Locate every line that holds the string "nervioso" and copy it.

++++ Provided records

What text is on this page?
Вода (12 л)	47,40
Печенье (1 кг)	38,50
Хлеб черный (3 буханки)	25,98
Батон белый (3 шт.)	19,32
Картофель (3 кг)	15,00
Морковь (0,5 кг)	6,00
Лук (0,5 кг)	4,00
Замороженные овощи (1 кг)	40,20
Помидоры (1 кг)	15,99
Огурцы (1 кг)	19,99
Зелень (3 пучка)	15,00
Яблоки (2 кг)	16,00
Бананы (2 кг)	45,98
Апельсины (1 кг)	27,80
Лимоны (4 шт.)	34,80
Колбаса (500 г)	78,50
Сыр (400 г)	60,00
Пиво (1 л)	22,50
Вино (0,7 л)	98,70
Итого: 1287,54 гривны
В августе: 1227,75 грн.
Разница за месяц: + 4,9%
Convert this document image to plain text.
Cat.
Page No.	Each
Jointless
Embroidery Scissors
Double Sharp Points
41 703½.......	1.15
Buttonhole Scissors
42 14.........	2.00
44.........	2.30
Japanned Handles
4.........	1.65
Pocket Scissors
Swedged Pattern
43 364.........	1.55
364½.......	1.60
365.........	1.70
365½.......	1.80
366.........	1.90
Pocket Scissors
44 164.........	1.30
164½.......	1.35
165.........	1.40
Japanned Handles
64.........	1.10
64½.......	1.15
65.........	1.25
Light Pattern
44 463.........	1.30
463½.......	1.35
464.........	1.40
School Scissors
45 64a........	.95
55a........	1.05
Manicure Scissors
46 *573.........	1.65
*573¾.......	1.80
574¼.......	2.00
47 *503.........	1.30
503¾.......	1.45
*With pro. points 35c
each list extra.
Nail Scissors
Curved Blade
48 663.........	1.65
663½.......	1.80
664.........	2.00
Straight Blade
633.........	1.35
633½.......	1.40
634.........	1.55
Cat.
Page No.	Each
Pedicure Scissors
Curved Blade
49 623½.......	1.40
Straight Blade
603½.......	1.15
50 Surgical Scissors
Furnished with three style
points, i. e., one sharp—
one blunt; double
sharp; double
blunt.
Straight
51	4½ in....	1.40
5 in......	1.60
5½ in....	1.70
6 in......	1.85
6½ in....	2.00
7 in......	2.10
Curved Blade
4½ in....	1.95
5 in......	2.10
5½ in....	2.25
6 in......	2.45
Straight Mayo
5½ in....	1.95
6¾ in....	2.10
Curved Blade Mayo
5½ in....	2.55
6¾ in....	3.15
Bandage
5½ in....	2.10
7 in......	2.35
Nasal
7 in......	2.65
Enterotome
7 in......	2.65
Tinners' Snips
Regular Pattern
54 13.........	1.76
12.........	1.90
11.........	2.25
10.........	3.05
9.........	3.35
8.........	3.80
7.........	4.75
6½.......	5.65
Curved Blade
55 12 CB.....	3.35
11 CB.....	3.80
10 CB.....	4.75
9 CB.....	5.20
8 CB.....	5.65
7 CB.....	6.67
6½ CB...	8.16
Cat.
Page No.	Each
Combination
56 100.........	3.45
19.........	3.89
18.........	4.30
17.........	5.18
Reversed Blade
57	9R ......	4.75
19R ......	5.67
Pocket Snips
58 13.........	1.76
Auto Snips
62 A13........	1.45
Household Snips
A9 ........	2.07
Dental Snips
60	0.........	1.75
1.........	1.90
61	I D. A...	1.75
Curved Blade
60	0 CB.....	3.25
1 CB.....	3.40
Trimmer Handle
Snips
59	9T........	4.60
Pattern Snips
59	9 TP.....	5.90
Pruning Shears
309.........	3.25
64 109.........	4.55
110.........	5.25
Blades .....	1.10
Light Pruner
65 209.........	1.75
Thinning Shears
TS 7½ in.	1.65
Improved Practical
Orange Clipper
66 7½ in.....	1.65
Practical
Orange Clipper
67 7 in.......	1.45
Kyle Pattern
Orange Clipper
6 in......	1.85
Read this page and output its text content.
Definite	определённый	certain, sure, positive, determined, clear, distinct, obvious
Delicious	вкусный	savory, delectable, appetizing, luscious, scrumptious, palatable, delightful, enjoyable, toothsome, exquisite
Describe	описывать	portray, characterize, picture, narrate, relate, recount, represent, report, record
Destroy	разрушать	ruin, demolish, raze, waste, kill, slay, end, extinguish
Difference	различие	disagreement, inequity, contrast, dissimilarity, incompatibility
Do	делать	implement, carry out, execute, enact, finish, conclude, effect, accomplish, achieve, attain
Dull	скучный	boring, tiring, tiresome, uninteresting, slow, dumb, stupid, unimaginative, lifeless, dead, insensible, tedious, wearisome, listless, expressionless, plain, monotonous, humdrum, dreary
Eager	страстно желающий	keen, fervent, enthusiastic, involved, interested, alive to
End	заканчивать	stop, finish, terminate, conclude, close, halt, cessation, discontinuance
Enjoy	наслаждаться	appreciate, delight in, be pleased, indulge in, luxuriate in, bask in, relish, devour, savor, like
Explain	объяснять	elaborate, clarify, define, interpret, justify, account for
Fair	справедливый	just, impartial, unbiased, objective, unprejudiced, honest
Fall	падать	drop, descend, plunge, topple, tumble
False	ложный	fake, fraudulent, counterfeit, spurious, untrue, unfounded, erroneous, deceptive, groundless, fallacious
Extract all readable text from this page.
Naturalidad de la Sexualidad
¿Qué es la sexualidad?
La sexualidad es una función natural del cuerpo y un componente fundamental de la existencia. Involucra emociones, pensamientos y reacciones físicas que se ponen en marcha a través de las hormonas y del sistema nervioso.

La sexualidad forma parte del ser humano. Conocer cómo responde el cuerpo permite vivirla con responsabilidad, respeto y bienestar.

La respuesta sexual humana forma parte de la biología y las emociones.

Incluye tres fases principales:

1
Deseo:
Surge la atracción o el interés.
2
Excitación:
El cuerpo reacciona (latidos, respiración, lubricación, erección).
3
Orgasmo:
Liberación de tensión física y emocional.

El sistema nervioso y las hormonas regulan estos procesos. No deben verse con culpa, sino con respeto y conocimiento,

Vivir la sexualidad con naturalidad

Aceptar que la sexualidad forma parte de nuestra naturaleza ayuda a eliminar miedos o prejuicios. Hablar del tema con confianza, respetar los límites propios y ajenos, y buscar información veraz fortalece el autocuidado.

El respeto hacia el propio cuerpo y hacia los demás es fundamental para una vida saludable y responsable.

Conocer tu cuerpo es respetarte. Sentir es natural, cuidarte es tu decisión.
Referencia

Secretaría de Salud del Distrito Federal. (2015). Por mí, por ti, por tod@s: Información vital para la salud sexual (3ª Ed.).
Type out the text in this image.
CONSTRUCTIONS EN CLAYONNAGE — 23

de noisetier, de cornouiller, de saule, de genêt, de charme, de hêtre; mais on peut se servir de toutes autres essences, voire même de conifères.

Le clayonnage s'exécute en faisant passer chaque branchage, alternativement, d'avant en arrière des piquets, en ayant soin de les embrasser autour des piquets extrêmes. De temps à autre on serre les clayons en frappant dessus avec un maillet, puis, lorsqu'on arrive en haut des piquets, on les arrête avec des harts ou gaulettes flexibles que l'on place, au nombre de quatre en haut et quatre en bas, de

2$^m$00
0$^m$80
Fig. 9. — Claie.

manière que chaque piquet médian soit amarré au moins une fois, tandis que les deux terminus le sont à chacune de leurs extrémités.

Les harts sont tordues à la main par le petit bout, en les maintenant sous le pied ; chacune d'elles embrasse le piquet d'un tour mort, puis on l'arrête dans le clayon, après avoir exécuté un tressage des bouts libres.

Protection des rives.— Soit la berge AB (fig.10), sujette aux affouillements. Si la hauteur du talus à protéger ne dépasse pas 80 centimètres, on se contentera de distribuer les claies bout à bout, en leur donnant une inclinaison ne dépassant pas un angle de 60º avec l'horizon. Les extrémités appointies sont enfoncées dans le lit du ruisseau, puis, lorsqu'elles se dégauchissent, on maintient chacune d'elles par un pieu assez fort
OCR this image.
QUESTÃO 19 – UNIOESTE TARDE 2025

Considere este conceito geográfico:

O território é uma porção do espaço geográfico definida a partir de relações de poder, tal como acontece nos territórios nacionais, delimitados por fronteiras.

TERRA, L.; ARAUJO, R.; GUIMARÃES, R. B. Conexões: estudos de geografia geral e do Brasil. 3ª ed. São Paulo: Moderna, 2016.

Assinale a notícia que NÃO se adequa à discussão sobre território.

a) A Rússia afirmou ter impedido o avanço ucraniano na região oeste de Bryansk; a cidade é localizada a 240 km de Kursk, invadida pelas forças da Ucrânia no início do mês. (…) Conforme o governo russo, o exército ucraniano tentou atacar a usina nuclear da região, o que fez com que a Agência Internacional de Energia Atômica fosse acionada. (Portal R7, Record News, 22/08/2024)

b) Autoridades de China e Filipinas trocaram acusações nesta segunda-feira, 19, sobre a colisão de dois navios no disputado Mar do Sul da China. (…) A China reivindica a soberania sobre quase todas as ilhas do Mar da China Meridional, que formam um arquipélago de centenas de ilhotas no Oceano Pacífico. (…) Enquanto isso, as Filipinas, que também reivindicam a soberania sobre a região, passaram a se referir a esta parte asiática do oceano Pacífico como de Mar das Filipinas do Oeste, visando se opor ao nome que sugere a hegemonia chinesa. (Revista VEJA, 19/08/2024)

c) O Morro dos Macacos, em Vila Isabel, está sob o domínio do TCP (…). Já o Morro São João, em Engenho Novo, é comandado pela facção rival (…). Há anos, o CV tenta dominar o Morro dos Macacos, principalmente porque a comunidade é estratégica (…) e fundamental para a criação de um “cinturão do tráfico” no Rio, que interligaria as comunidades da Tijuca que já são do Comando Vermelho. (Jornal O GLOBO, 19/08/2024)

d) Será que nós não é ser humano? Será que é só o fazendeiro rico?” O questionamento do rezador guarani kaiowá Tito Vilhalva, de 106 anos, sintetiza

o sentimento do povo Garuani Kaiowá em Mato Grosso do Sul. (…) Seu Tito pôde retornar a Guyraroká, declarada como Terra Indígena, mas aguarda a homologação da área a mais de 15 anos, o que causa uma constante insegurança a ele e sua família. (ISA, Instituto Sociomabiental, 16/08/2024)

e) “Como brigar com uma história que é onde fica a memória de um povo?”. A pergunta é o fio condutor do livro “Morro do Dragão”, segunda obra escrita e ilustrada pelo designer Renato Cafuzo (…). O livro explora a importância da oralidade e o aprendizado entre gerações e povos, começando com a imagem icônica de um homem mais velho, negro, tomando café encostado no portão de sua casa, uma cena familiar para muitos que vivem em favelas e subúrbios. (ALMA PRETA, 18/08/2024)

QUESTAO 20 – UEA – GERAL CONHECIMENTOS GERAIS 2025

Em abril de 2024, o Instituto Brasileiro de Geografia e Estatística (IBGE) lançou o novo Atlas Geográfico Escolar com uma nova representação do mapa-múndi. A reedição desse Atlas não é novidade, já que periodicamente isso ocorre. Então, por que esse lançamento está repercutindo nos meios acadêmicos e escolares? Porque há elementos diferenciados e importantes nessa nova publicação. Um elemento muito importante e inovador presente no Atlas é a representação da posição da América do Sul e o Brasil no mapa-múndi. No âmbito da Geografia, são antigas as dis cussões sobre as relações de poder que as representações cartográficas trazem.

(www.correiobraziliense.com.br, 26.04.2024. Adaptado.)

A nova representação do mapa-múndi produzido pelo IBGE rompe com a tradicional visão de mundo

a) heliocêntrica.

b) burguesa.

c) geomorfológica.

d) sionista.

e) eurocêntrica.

++++++++

Answer below.
La sexualidad es una función natural del cuerpo y un componente fundamental de la existencia. Involucra emociones, pensamientos y reacciones físicas que se ponen en marcha a través de las hormonas y del sistema nervioso.
El sistema nervioso y las hormonas regulan estos procesos. No deben verse con culpa, sino con respeto y conocimiento,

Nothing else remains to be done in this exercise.